*Exercise inputs*.

╔══

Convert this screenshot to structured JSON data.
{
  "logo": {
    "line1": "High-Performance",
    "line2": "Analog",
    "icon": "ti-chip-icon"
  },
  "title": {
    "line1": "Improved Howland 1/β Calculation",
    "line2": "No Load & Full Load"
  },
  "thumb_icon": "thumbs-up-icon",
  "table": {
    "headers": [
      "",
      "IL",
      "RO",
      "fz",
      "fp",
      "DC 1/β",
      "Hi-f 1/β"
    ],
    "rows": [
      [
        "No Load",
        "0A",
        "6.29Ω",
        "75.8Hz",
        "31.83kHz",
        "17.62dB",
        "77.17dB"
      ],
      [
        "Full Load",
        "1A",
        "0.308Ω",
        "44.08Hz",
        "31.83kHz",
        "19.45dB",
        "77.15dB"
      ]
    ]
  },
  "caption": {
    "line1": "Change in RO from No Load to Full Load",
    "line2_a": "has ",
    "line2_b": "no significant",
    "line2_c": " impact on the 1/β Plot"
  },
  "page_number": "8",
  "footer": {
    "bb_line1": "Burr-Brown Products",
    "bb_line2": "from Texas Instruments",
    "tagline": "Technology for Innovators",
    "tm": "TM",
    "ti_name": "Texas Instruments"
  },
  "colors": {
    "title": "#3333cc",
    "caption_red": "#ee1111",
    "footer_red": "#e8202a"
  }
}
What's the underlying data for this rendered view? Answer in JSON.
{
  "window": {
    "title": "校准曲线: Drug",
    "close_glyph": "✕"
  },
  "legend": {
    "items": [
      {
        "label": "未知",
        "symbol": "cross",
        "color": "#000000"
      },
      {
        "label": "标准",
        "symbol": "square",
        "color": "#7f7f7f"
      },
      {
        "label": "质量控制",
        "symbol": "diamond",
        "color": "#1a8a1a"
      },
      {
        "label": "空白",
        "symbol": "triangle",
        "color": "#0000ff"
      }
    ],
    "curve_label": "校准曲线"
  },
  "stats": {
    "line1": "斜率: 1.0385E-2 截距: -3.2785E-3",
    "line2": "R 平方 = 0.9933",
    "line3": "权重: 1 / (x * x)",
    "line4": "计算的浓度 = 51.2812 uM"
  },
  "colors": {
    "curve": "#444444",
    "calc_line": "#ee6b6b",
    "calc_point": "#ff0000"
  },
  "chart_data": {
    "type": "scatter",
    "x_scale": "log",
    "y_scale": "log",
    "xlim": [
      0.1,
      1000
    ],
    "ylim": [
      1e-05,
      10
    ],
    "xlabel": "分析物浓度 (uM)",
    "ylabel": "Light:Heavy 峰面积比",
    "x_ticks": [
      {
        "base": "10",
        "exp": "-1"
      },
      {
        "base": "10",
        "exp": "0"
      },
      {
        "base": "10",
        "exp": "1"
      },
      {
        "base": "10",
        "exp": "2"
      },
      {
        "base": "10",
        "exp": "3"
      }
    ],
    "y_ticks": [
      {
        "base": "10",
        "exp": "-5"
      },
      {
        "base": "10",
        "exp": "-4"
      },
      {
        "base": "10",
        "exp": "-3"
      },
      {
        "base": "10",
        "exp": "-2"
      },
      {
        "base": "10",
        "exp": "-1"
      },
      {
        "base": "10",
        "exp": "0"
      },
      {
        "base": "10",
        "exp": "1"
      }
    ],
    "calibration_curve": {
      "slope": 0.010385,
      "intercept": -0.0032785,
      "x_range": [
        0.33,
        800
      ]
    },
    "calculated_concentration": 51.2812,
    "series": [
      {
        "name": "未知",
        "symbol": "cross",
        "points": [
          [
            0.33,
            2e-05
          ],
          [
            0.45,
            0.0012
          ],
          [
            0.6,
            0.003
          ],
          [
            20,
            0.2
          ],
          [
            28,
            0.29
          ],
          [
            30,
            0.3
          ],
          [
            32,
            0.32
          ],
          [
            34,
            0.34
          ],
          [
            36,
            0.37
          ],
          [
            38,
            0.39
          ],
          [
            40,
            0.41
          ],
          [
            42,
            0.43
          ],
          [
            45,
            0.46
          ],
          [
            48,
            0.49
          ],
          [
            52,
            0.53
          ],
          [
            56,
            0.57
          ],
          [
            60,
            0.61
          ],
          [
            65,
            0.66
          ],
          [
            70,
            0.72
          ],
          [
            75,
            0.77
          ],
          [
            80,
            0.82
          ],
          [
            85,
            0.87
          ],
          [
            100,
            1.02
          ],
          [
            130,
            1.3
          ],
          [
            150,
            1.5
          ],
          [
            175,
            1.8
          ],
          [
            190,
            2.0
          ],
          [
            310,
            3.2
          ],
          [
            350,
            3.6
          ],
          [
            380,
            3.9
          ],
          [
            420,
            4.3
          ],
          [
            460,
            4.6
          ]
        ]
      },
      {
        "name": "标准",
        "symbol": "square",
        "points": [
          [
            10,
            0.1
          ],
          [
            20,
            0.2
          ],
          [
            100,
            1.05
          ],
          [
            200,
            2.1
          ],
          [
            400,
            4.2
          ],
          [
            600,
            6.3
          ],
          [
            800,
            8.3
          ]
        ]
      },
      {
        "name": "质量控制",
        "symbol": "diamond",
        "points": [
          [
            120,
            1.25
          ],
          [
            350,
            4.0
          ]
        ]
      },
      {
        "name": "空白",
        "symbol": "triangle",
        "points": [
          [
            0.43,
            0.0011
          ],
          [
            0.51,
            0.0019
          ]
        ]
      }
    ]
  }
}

╚══

*The request*. Look through the material above and work out how many of its lines contain "Load". State the number only.

*Expected answer*. 4